Goal = Write the records below out in full, character for character, with no pictures.

Records =
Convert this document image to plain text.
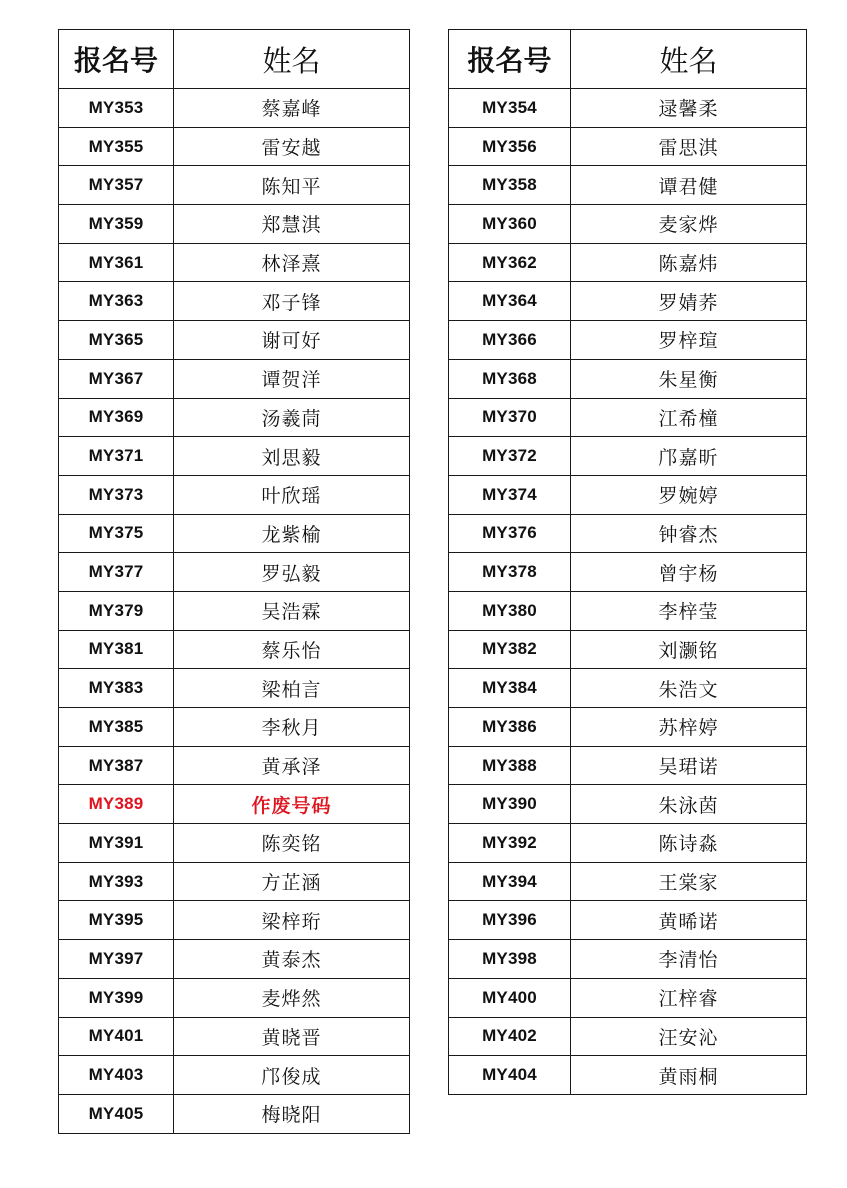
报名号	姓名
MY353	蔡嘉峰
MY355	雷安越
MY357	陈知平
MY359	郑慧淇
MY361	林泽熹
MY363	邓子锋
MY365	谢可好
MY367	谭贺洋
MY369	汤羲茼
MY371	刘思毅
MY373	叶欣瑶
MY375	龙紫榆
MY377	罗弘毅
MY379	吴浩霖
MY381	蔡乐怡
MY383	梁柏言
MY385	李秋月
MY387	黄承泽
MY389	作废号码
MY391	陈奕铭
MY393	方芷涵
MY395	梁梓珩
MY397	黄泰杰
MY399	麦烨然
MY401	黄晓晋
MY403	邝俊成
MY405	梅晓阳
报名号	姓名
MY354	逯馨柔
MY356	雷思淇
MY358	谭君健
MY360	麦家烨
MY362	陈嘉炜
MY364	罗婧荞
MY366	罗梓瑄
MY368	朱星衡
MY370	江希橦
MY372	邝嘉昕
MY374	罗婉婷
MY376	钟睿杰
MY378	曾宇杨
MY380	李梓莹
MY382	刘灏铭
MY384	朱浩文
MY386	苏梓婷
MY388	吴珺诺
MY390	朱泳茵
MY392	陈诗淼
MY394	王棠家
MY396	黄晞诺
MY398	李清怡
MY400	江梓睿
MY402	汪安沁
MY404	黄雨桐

Correct result =
Convert this document image to plain text.
报名号	姓名
MY353	蔡嘉峰
MY355	雷安越
MY357	陈知平
MY359	郑慧淇
MY361	林泽熹
MY363	邓子锋
MY365	谢可好
MY367	谭贺洋
MY369	汤羲茼
MY371	刘思毅
MY373	叶欣瑶
MY375	龙紫榆
MY377	罗弘毅
MY379	吴浩霖
MY381	蔡乐怡
MY383	梁柏言
MY385	李秋月
MY387	黄承泽
MY389	作废号码
MY391	陈奕铭
MY393	方芷涵
MY395	梁梓珩
MY397	黄泰杰
MY399	麦烨然
MY401	黄晓晋
MY403	邝俊成
MY405	梅晓阳
报名号	姓名
MY354	逯馨柔
MY356	雷思淇
MY358	谭君健
MY360	麦家烨
MY362	陈嘉炜
MY364	罗婧荞
MY366	罗梓瑄
MY368	朱星衡
MY370	江希橦
MY372	邝嘉昕
MY374	罗婉婷
MY376	钟睿杰
MY378	曾宇杨
MY380	李梓莹
MY382	刘灏铭
MY384	朱浩文
MY386	苏梓婷
MY388	吴珺诺
MY390	朱泳茵
MY392	陈诗淼
MY394	王棠家
MY396	黄晞诺
MY398	李清怡
MY400	江梓睿
MY402	汪安沁
MY404	黄雨桐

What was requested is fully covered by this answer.